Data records
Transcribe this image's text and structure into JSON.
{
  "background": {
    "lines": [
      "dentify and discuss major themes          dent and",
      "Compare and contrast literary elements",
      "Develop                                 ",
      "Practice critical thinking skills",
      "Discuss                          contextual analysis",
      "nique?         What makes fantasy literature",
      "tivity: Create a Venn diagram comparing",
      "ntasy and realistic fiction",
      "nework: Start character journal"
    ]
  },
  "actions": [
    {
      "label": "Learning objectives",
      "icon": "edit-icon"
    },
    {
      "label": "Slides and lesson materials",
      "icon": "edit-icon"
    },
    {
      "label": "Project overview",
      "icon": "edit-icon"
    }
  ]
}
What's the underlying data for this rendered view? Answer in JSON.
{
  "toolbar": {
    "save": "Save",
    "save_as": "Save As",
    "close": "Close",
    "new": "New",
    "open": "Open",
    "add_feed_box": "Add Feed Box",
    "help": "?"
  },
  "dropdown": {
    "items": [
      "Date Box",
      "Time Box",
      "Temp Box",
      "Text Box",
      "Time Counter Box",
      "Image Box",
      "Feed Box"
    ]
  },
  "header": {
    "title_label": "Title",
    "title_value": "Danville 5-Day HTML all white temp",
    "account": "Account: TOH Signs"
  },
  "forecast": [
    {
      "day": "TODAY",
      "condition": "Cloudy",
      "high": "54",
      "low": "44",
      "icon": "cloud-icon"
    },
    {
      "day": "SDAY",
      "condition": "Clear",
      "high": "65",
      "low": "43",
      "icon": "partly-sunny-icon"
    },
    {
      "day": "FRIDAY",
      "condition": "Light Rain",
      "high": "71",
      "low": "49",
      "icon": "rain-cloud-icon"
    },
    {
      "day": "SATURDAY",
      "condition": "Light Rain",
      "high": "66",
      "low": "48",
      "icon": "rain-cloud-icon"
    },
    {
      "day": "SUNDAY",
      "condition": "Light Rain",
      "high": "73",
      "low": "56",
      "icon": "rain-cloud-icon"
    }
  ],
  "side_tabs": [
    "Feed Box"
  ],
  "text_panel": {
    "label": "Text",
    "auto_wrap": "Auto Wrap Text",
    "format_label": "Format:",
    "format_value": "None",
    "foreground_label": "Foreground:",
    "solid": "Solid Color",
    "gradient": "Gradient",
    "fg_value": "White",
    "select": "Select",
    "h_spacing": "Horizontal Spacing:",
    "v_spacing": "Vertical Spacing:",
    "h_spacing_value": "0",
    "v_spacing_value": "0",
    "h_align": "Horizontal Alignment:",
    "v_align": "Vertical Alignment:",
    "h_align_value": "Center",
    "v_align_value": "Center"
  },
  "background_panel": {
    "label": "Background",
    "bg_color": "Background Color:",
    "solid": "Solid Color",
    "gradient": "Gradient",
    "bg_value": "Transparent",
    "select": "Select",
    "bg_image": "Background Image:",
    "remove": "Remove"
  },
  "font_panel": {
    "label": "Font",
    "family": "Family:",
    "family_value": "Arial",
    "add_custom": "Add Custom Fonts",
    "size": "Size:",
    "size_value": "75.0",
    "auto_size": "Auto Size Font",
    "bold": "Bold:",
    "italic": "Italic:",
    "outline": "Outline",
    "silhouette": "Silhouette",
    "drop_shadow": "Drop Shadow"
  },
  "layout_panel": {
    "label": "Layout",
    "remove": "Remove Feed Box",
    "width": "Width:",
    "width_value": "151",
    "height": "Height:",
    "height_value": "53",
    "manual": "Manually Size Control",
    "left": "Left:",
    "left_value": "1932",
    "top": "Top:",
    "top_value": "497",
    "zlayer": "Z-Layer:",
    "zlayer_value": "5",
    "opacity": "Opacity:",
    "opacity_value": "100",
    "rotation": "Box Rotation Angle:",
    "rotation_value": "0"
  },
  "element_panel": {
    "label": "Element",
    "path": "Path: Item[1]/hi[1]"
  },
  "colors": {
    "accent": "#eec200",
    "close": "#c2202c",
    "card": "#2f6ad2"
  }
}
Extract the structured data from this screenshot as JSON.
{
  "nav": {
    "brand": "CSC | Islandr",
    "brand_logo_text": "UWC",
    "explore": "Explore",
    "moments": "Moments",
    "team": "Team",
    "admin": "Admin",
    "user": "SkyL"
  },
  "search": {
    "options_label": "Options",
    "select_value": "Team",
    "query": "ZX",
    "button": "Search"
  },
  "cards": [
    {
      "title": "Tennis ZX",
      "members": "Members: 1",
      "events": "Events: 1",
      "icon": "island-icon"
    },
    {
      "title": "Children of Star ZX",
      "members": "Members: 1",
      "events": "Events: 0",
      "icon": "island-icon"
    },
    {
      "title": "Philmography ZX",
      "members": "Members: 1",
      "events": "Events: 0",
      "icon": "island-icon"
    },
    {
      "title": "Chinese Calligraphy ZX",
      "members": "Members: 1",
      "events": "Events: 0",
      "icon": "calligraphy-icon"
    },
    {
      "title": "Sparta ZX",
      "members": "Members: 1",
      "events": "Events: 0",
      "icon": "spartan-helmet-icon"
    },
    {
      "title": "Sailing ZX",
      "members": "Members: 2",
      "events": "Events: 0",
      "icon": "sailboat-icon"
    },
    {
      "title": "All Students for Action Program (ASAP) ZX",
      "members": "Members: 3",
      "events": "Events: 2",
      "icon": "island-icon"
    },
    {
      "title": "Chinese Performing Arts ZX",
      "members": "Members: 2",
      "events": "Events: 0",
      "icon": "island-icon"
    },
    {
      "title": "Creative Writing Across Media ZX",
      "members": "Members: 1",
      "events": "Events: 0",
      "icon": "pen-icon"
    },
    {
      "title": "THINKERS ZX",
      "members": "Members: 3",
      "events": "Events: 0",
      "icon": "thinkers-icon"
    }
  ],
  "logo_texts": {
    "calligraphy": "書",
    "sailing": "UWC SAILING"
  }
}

Work to complete: Which lines hold the word "Feed"? Return all of them from the records above.

Solution to the exercise:
    "add_feed_box": "Add Feed Box",
      "Feed Box"
    "Feed Box"
    "remove": "Remove Feed Box",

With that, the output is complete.